_Aim_.
Your task is to output the data exactly as it stands.

-- START OF Data provided --

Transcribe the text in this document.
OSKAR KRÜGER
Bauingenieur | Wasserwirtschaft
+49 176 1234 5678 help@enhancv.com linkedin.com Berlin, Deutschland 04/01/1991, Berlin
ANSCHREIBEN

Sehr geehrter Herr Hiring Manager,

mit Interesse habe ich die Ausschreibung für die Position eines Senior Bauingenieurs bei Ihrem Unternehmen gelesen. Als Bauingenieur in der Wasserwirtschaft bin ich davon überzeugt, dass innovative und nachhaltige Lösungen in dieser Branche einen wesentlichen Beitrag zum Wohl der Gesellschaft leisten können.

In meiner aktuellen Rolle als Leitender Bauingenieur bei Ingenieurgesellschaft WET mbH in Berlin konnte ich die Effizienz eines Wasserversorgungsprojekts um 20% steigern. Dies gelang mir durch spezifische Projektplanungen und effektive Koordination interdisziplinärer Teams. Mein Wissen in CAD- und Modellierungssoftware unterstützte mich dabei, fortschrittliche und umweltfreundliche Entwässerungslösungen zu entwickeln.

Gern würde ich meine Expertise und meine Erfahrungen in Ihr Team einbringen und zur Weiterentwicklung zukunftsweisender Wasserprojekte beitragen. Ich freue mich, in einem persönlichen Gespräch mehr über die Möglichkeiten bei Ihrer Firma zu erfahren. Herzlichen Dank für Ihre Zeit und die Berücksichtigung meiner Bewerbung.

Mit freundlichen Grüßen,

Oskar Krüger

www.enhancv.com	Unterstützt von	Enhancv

-- END OF Data provided --

_Reply_.
Transcribe the text in this document.
OSKAR KRÜGER
Bauingenieur | Wasserwirtschaft
+49 176 1234 5678 help@enhancv.com linkedin.com Berlin, Deutschland 04/01/1991, Berlin
ANSCHREIBEN

Sehr geehrter Herr Hiring Manager,

mit Interesse habe ich die Ausschreibung für die Position eines Senior Bauingenieurs bei Ihrem Unternehmen gelesen. Als Bauingenieur in der Wasserwirtschaft bin ich davon überzeugt, dass innovative und nachhaltige Lösungen in dieser Branche einen wesentlichen Beitrag zum Wohl der Gesellschaft leisten können.

In meiner aktuellen Rolle als Leitender Bauingenieur bei Ingenieurgesellschaft WET mbH in Berlin konnte ich die Effizienz eines Wasserversorgungsprojekts um 20% steigern. Dies gelang mir durch spezifische Projektplanungen und effektive Koordination interdisziplinärer Teams. Mein Wissen in CAD- und Modellierungssoftware unterstützte mich dabei, fortschrittliche und umweltfreundliche Entwässerungslösungen zu entwickeln.

Gern würde ich meine Expertise und meine Erfahrungen in Ihr Team einbringen und zur Weiterentwicklung zukunftsweisender Wasserprojekte beitragen. Ich freue mich, in einem persönlichen Gespräch mehr über die Möglichkeiten bei Ihrer Firma zu erfahren. Herzlichen Dank für Ihre Zeit und die Berücksichtigung meiner Bewerbung.

Mit freundlichen Grüßen,

Oskar Krüger

www.enhancv.com	Unterstützt von	Enhancv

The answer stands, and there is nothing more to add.